§ **Set task**
Wherever the word "including" appears in the entries, copy the whole line.

§ **Entries shown**

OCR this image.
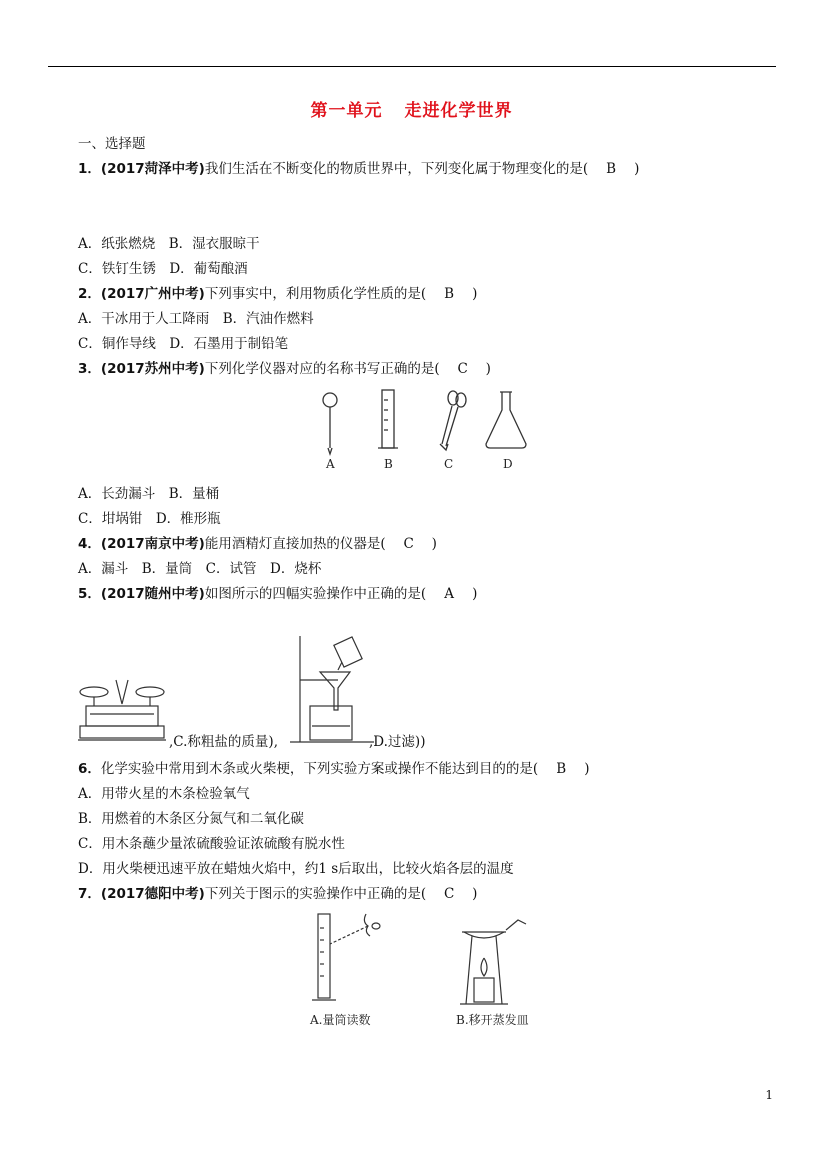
第一单元 走进化学世界
一、选择题
1．(2017菏泽中考)我们生活在不断变化的物质世界中，下列变化属于物理变化的是( B )
A．纸张燃烧　B．湿衣服晾干
C．铁钉生锈　D．葡萄酿酒
2．(2017广州中考)下列事实中，利用物质化学性质的是( B )
A．干冰用于人工降雨　B．汽油作燃料
C．铜作导线　D．石墨用于制铅笔
3．(2017苏州中考)下列化学仪器对应的名称书写正确的是( C )
A	B	C	D
A．长劲漏斗　B．量桶
C．坩埚钳　D．椎形瓶
4．(2017南京中考)能用酒精灯直接加热的仪器是( C )
A．漏斗　B．量筒　C．试管　D．烧杯
5．(2017随州中考)如图所示的四幅实验操作中正确的是( A )
,C.称粗盐的质量),	,D.过滤))
6．化学实验中常用到木条或火柴梗，下列实验方案或操作不能达到目的的是( B )
A．用带火星的木条检验氧气
B．用燃着的木条区分氮气和二氧化碳
C．用木条蘸少量浓硫酸验证浓硫酸有脱水性
D．用火柴梗迅速平放在蜡烛火焰中，约1 s后取出，比较火焰各层的温度
7．(2017德阳中考)下列关于图示的实验操作中正确的是( C )
A.量筒读数	B.移开蒸发皿
1
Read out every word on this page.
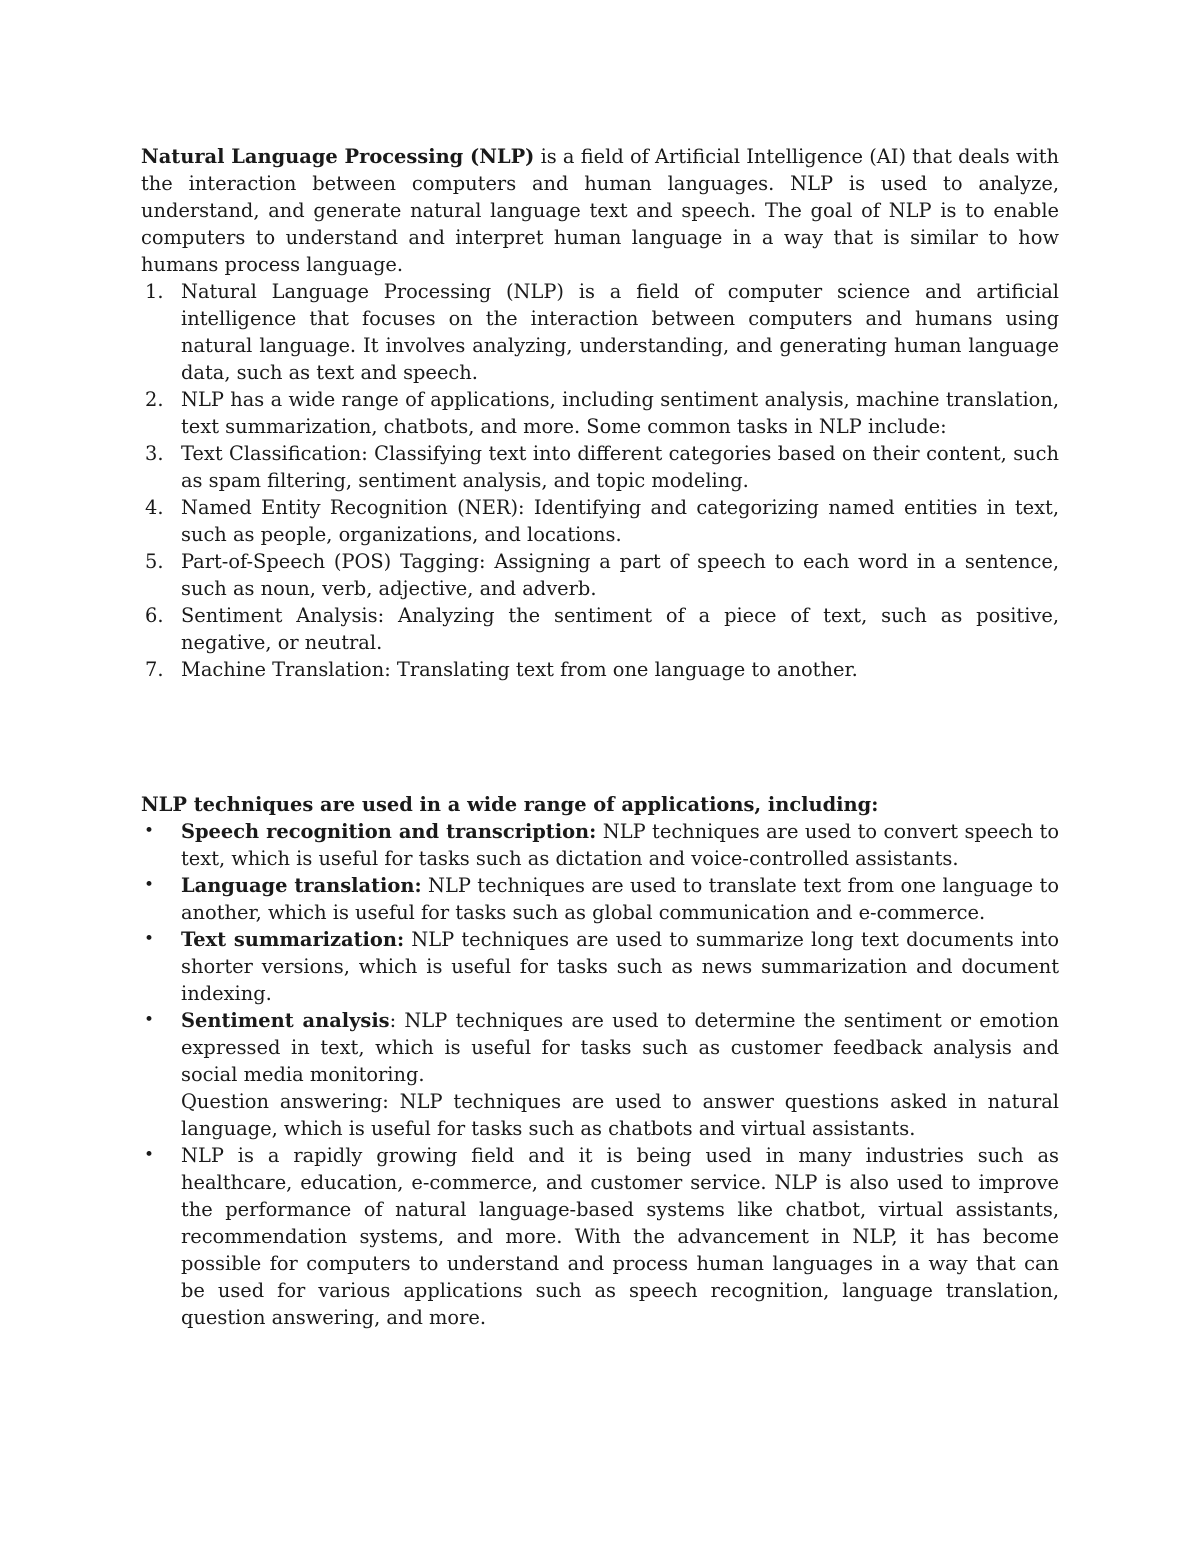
Natural Language Processing (NLP) is a field of Artificial Intelligence (AI) that deals with the interaction between computers and human languages. NLP is used to analyze, understand, and generate natural language text and speech. The goal of NLP is to enable computers to understand and interpret human language in a way that is similar to how humans process language.

1. Natural Language Processing (NLP) is a field of computer science and artificial intelligence that focuses on the interaction between computers and humans using natural language. It involves analyzing, understanding, and generating human language data, such as text and speech.
2. NLP has a wide range of applications, including sentiment analysis, machine translation, text summarization, chatbots, and more. Some common tasks in NLP include:
3. Text Classification: Classifying text into different categories based on their content, such as spam filtering, sentiment analysis, and topic modeling.
4. Named Entity Recognition (NER): Identifying and categorizing named entities in text, such as people, organizations, and locations.
5. Part-of-Speech (POS) Tagging: Assigning a part of speech to each word in a sentence, such as noun, verb, adjective, and adverb.
6. Sentiment Analysis: Analyzing the sentiment of a piece of text, such as positive, negative, or neutral.
7. Machine Translation: Translating text from one language to another.

NLP techniques are used in a wide range of applications, including:

• Speech recognition and transcription: NLP techniques are used to convert speech to text, which is useful for tasks such as dictation and voice-controlled assistants.
• Language translation: NLP techniques are used to translate text from one language to another, which is useful for tasks such as global communication and e-commerce.
• Text summarization: NLP techniques are used to summarize long text documents into shorter versions, which is useful for tasks such as news summarization and document indexing.
• Sentiment analysis: NLP techniques are used to determine the sentiment or emotion expressed in text, which is useful for tasks such as customer feedback analysis and social media monitoring.
Question answering: NLP techniques are used to answer questions asked in natural language, which is useful for tasks such as chatbots and virtual assistants.
• NLP is a rapidly growing field and it is being used in many industries such as healthcare, education, e-commerce, and customer service. NLP is also used to improve the performance of natural language-based systems like chatbot, virtual assistants, recommendation systems, and more. With the advancement in NLP, it has become possible for computers to understand and process human languages in a way that can be used for various applications such as speech recognition, language translation, question answering, and more.
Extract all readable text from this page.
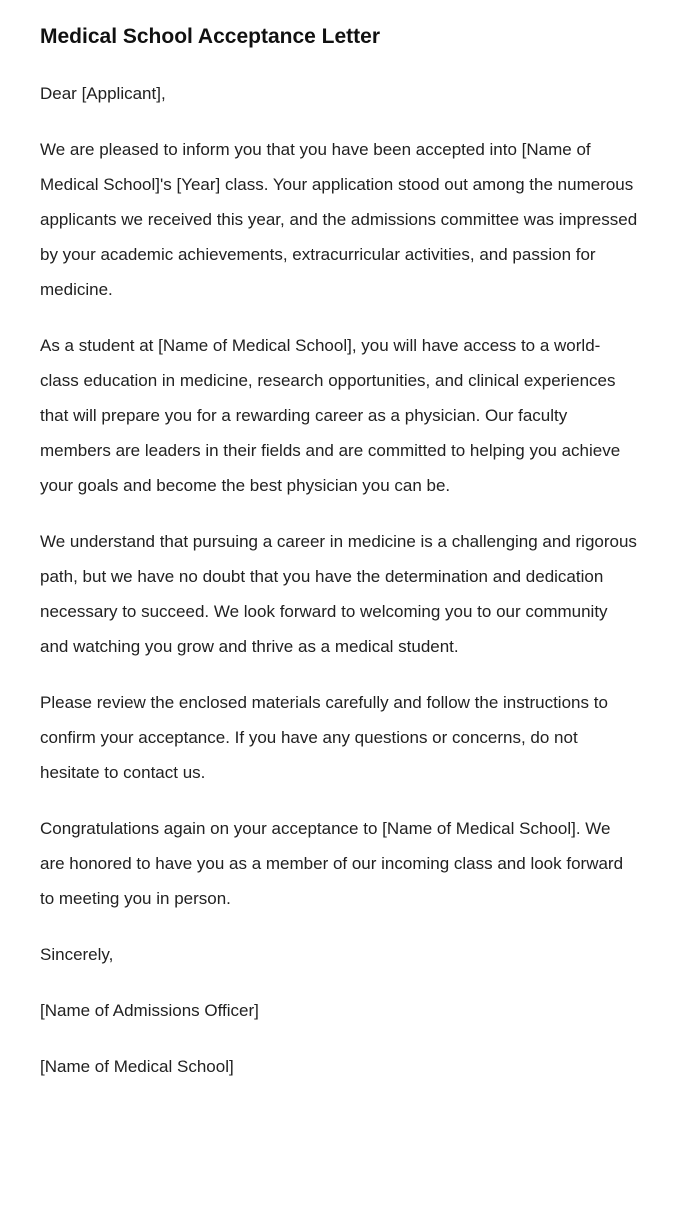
Medical School Acceptance Letter

Dear [Applicant],

We are pleased to inform you that you have been accepted into [Name of Medical School]'s [Year] class. Your application stood out among the numerous applicants we received this year, and the admissions committee was impressed by your academic achievements, extracurricular activities, and passion for medicine.

As a student at [Name of Medical School], you will have access to a world-class education in medicine, research opportunities, and clinical experiences that will prepare you for a rewarding career as a physician. Our faculty members are leaders in their fields and are committed to helping you achieve your goals and become the best physician you can be.

We understand that pursuing a career in medicine is a challenging and rigorous path, but we have no doubt that you have the determination and dedication necessary to succeed. We look forward to welcoming you to our community and watching you grow and thrive as a medical student.

Please review the enclosed materials carefully and follow the instructions to confirm your acceptance. If you have any questions or concerns, do not hesitate to contact us.

Congratulations again on your acceptance to [Name of Medical School]. We are honored to have you as a member of our incoming class and look forward to meeting you in person.

Sincerely,

[Name of Admissions Officer]

[Name of Medical School]
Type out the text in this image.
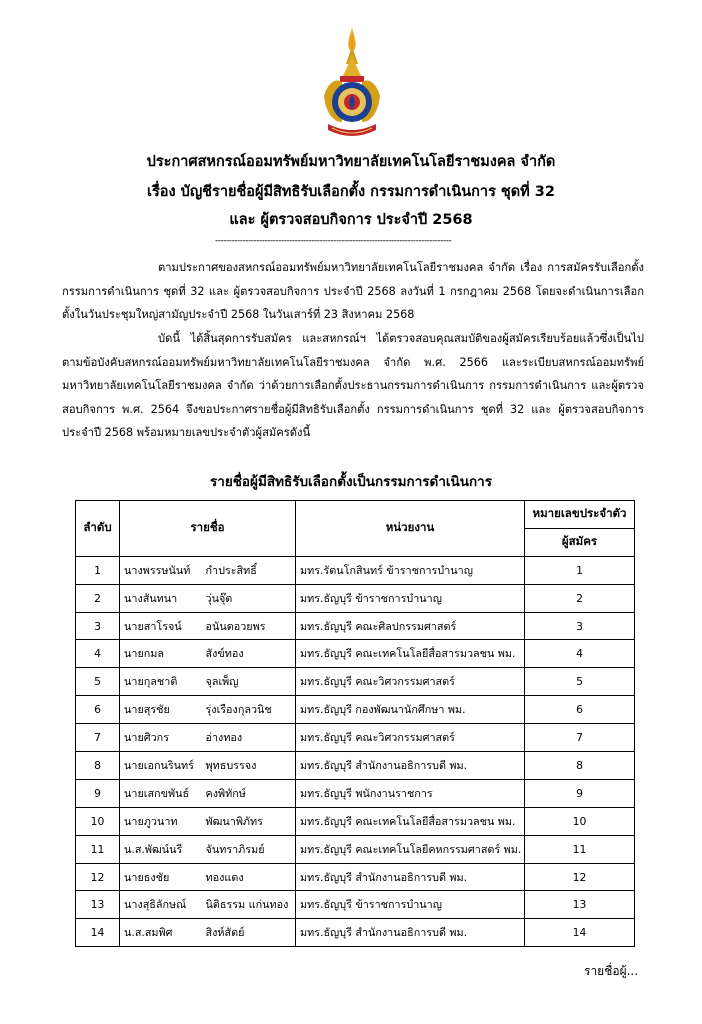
ประกาศสหกรณ์ออมทรัพย์มหาวิทยาลัยเทคโนโลยีราชมงคล จำกัด
เรื่อง บัญชีรายชื่อผู้มีสิทธิรับเลือกตั้ง กรรมการดำเนินการ ชุดที่ 32
และ ผู้ตรวจสอบกิจการ ประจำปี 2568
--------------------------------------------------------------------------------------
ตามประกาศของสหกรณ์ออมทรัพย์มหาวิทยาลัยเทคโนโลยีราชมงคล จำกัด เรื่อง การสมัครรับเลือกตั้ง กรรมการดำเนินการ ชุดที่ 32 และ ผู้ตรวจสอบกิจการ ประจำปี 2568 ลงวันที่ 1 กรกฎาคม 2568 โดยจะดำเนินการเลือกตั้งในวันประชุมใหญ่สามัญประจำปี 2568 ในวันเสาร์ที่ 23 สิงหาคม 2568
บัดนี้ ได้สิ้นสุดการรับสมัคร และสหกรณ์ฯ ได้ตรวจสอบคุณสมบัติของผู้สมัครเรียบร้อยแล้วซึ่งเป็นไปตามข้อบังคับสหกรณ์ออมทรัพย์มหาวิทยาลัยเทคโนโลยีราชมงคล จำกัด พ.ศ. 2566 และระเบียบสหกรณ์ออมทรัพย์มหาวิทยาลัยเทคโนโลยีราชมงคล จำกัด ว่าด้วยการเลือกตั้งประธานกรรมการดำเนินการ กรรมการดำเนินการ และผู้ตรวจสอบกิจการ พ.ศ. 2564 จึงขอประกาศรายชื่อผู้มีสิทธิรับเลือกตั้ง กรรมการดำเนินการ ชุดที่ 32 และ ผู้ตรวจสอบกิจการ ประจำปี 2568 พร้อมหมายเลขประจำตัวผู้สมัครดังนี้
รายชื่อผู้มีสิทธิรับเลือกตั้งเป็นกรรมการดำเนินการ
ลำดับ	รายชื่อ		หน่วยงาน	หมายเลขประจำตัว
				ผู้สมัคร
1	นางพรรษนันท์	กำประสิทธิ์	มทร.รัตนโกสินทร์ ข้าราชการบำนาญ	1
2	นางสันทนา	วุ่นจุ๊ต	มทร.ธัญบุรี ข้าราชการบำนาญ	2
3	นายสาโรจน์	อนันตอวยพร	มทร.ธัญบุรี คณะศิลปกรรมศาสตร์	3
4	นายกมล	สังข์ทอง	มทร.ธัญบุรี คณะเทคโนโลยีสื่อสารมวลชน พม.	4
5	นายกุลชาติ	จุลเพ็ญ	มทร.ธัญบุรี คณะวิศวกรรมศาสตร์	5
6	นายสุรชัย	รุ่งเรืองกุลวนิช	มทร.ธัญบุรี กองพัฒนานักศึกษา พม.	6
7	นายศิวกร	อ่างทอง	มทร.ธัญบุรี คณะวิศวกรรมศาสตร์	7
8	นายเอกนรินทร์	พุทธบรรจง	มทร.ธัญบุรี สำนักงานอธิการบดี พม.	8
9	นายเสกขพันธ์	คงพิทักษ์	มทร.ธัญบุรี พนักงานราชการ	9
10	นายภูวนาท	พัฒนาพิภัทร	มทร.ธัญบุรี คณะเทคโนโลยีสื่อสารมวลชน พม.	10
11	น.ส.พัฒน์นรี	จันทราภิรมย์	มทร.ธัญบุรี คณะเทคโนโลยีคหกรรมศาสตร์ พม.	11
12	นายธงชัย	ทองแดง	มทร.ธัญบุรี สำนักงานอธิการบดี พม.	12
13	นางสุธิลักษณ์	นิติธรรม แก่นทอง	มทร.ธัญบุรี ข้าราชการบำนาญ	13
14	น.ส.สมพิศ	สิงห์สัตย์	มทร.ธัญบุรี สำนักงานอธิการบดี พม.	14
รายชื่อผู้...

§ **The output**
2. NLP has a wide range of applications, including sentiment analysis, machine translation, text summarization, chatbots, and more. Some common tasks in NLP include:
NLP techniques are used in a wide range of applications, including:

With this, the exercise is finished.